begin Raw data
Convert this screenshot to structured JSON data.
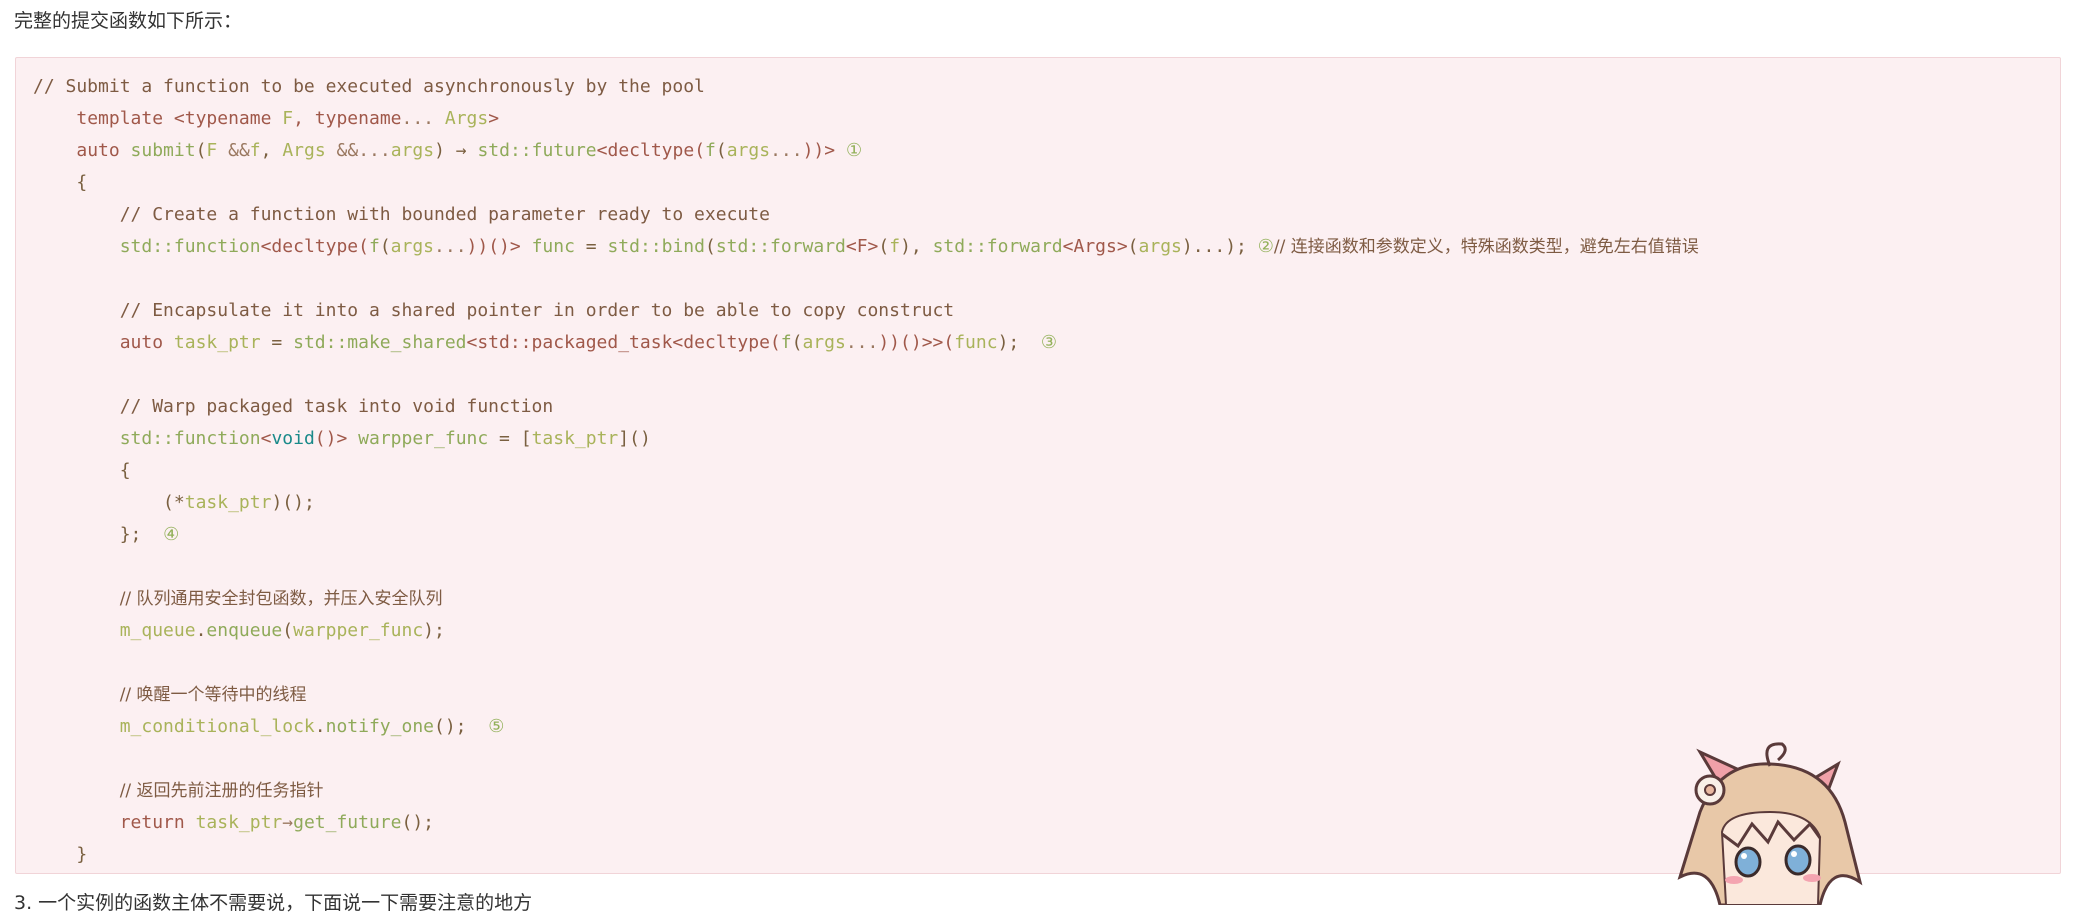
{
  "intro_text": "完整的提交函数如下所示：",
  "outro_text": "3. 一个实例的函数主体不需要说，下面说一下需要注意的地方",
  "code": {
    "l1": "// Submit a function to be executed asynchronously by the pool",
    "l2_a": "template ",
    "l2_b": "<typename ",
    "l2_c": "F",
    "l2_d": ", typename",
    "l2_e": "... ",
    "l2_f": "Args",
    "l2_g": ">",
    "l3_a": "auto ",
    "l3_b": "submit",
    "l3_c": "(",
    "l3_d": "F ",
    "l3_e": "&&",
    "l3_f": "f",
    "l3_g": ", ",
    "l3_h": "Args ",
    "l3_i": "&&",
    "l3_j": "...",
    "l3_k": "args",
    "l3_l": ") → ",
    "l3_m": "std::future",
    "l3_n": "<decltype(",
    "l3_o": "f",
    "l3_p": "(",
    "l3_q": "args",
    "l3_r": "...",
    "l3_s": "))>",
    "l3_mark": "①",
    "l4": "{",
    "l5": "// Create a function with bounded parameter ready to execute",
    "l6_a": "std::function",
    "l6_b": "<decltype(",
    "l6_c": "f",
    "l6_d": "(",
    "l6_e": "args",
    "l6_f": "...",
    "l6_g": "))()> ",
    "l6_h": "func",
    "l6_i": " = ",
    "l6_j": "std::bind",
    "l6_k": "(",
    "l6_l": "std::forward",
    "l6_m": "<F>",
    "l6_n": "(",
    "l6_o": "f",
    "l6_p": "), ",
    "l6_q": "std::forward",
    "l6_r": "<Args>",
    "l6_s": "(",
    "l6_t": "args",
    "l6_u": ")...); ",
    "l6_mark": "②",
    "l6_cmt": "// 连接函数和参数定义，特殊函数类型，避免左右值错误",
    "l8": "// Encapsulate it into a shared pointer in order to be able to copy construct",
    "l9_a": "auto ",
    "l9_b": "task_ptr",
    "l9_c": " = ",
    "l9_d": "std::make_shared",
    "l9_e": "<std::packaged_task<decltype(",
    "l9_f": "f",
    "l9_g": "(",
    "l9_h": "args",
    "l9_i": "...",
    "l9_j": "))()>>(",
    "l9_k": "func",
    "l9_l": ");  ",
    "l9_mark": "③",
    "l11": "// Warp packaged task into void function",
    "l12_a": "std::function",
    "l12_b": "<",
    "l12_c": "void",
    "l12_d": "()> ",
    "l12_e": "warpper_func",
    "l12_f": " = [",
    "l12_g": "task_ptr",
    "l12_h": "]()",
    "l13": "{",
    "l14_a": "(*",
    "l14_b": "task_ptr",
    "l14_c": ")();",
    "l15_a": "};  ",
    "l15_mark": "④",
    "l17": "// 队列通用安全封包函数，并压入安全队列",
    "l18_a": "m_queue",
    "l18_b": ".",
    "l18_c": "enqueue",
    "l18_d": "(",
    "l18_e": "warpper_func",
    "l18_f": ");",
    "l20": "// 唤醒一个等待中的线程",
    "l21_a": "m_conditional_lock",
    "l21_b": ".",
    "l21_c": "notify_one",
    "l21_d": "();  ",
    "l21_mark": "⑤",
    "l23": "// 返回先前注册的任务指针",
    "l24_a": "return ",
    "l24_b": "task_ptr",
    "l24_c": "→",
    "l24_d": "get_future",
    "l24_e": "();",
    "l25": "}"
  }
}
end Raw data
▸ Work to be completed:
Report all lines of the material that contain the word "function".

▸ Output for this task:
    "l1": "// Submit a function to be executed asynchronously by the pool",
    "l5": "// Create a function with bounded parameter ready to execute",
    "l6_a": "std::function",
    "l11": "// Warp packaged task into void function",
    "l12_a": "std::function",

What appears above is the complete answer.